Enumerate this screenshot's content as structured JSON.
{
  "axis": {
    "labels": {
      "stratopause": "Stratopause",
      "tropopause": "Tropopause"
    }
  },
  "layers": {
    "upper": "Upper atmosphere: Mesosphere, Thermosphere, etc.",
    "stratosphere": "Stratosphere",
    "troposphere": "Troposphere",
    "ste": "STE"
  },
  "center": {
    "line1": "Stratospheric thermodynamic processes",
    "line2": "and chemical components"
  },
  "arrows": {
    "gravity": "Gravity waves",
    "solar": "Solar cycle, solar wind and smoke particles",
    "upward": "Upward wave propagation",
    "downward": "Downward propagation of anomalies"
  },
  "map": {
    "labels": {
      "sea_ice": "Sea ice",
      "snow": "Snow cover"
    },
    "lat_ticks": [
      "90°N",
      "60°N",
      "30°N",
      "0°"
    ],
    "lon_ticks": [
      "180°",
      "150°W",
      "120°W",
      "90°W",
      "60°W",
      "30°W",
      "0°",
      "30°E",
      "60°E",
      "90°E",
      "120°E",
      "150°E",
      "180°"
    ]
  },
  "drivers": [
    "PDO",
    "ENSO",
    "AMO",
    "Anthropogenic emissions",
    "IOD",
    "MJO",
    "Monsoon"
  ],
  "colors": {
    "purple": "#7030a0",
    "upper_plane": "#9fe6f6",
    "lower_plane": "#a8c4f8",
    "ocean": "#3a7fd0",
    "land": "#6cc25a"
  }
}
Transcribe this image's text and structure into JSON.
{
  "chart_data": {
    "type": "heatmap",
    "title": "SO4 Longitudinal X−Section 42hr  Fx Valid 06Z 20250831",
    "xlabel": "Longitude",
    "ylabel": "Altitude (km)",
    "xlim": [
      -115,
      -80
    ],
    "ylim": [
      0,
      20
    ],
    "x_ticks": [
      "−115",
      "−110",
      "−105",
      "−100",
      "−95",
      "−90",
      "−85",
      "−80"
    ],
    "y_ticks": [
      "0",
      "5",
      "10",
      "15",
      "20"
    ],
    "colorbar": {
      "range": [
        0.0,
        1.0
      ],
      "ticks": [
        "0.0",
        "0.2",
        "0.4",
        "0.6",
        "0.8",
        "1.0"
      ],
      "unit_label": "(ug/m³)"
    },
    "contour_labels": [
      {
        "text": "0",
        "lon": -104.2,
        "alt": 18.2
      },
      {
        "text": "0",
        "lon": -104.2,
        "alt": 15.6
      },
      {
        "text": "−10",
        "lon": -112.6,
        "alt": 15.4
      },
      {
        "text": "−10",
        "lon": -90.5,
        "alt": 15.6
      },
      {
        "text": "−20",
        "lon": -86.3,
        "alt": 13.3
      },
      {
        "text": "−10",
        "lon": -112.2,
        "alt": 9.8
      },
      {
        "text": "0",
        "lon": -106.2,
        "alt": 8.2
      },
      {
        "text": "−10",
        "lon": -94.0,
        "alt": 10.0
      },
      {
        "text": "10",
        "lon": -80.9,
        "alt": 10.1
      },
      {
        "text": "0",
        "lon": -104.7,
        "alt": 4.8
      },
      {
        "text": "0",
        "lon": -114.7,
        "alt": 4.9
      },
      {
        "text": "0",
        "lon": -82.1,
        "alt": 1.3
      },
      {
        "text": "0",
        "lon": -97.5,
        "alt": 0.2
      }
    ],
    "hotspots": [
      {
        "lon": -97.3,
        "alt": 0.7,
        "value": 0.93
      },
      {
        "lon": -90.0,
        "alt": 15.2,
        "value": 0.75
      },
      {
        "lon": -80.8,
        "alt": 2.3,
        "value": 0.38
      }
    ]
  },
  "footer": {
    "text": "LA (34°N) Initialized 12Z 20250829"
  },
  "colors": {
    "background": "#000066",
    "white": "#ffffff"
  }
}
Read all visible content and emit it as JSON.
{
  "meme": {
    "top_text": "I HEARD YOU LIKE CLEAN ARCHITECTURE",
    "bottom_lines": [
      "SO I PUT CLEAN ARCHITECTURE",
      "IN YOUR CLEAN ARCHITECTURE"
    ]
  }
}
▬▬▬▬▬▬
*What the exercise asks*:
Can you restate every record above word for word?

*Exercise response*:
Enumerate this screenshot's content as structured JSON.
{
  "axis": {
    "labels": {
      "stratopause": "Stratopause",
      "tropopause": "Tropopause"
    }
  },
  "layers": {
    "upper": "Upper atmosphere: Mesosphere, Thermosphere, etc.",
    "stratosphere": "Stratosphere",
    "troposphere": "Troposphere",
    "ste": "STE"
  },
  "center": {
    "line1": "Stratospheric thermodynamic processes",
    "line2": "and chemical components"
  },
  "arrows": {
    "gravity": "Gravity waves",
    "solar": "Solar cycle, solar wind and smoke particles",
    "upward": "Upward wave propagation",
    "downward": "Downward propagation of anomalies"
  },
  "map": {
    "labels": {
      "sea_ice": "Sea ice",
      "snow": "Snow cover"
    },
    "lat_ticks": [
      "90°N",
      "60°N",
      "30°N",
      "0°"
    ],
    "lon_ticks": [
      "180°",
      "150°W",
      "120°W",
      "90°W",
      "60°W",
      "30°W",
      "0°",
      "30°E",
      "60°E",
      "90°E",
      "120°E",
      "150°E",
      "180°"
    ]
  },
  "drivers": [
    "PDO",
    "ENSO",
    "AMO",
    "Anthropogenic emissions",
    "IOD",
    "MJO",
    "Monsoon"
  ],
  "colors": {
    "purple": "#7030a0",
    "upper_plane": "#9fe6f6",
    "lower_plane": "#a8c4f8",
    "ocean": "#3a7fd0",
    "land": "#6cc25a"
  }
}
Transcribe this image's text and structure into JSON.
{
  "chart_data": {
    "type": "heatmap",
    "title": "SO4 Longitudinal X−Section 42hr  Fx Valid 06Z 20250831",
    "xlabel": "Longitude",
    "ylabel": "Altitude (km)",
    "xlim": [
      -115,
      -80
    ],
    "ylim": [
      0,
      20
    ],
    "x_ticks": [
      "−115",
      "−110",
      "−105",
      "−100",
      "−95",
      "−90",
      "−85",
      "−80"
    ],
    "y_ticks": [
      "0",
      "5",
      "10",
      "15",
      "20"
    ],
    "colorbar": {
      "range": [
        0.0,
        1.0
      ],
      "ticks": [
        "0.0",
        "0.2",
        "0.4",
        "0.6",
        "0.8",
        "1.0"
      ],
      "unit_label": "(ug/m³)"
    },
    "contour_labels": [
      {
        "text": "0",
        "lon": -104.2,
        "alt": 18.2
      },
      {
        "text": "0",
        "lon": -104.2,
        "alt": 15.6
      },
      {
        "text": "−10",
        "lon": -112.6,
        "alt": 15.4
      },
      {
        "text": "−10",
        "lon": -90.5,
        "alt": 15.6
      },
      {
        "text": "−20",
        "lon": -86.3,
        "alt": 13.3
      },
      {
        "text": "−10",
        "lon": -112.2,
        "alt": 9.8
      },
      {
        "text": "0",
        "lon": -106.2,
        "alt": 8.2
      },
      {
        "text": "−10",
        "lon": -94.0,
        "alt": 10.0
      },
      {
        "text": "10",
        "lon": -80.9,
        "alt": 10.1
      },
      {
        "text": "0",
        "lon": -104.7,
        "alt": 4.8
      },
      {
        "text": "0",
        "lon": -114.7,
        "alt": 4.9
      },
      {
        "text": "0",
        "lon": -82.1,
        "alt": 1.3
      },
      {
        "text": "0",
        "lon": -97.5,
        "alt": 0.2
      }
    ],
    "hotspots": [
      {
        "lon": -97.3,
        "alt": 0.7,
        "value": 0.93
      },
      {
        "lon": -90.0,
        "alt": 15.2,
        "value": 0.75
      },
      {
        "lon": -80.8,
        "alt": 2.3,
        "value": 0.38
      }
    ]
  },
  "footer": {
    "text": "LA (34°N) Initialized 12Z 20250829"
  },
  "colors": {
    "background": "#000066",
    "white": "#ffffff"
  }
}
Read all visible content and emit it as JSON.
{
  "meme": {
    "top_text": "I HEARD YOU LIKE CLEAN ARCHITECTURE",
    "bottom_lines": [
      "SO I PUT CLEAN ARCHITECTURE",
      "IN YOUR CLEAN ARCHITECTURE"
    ]
  }
}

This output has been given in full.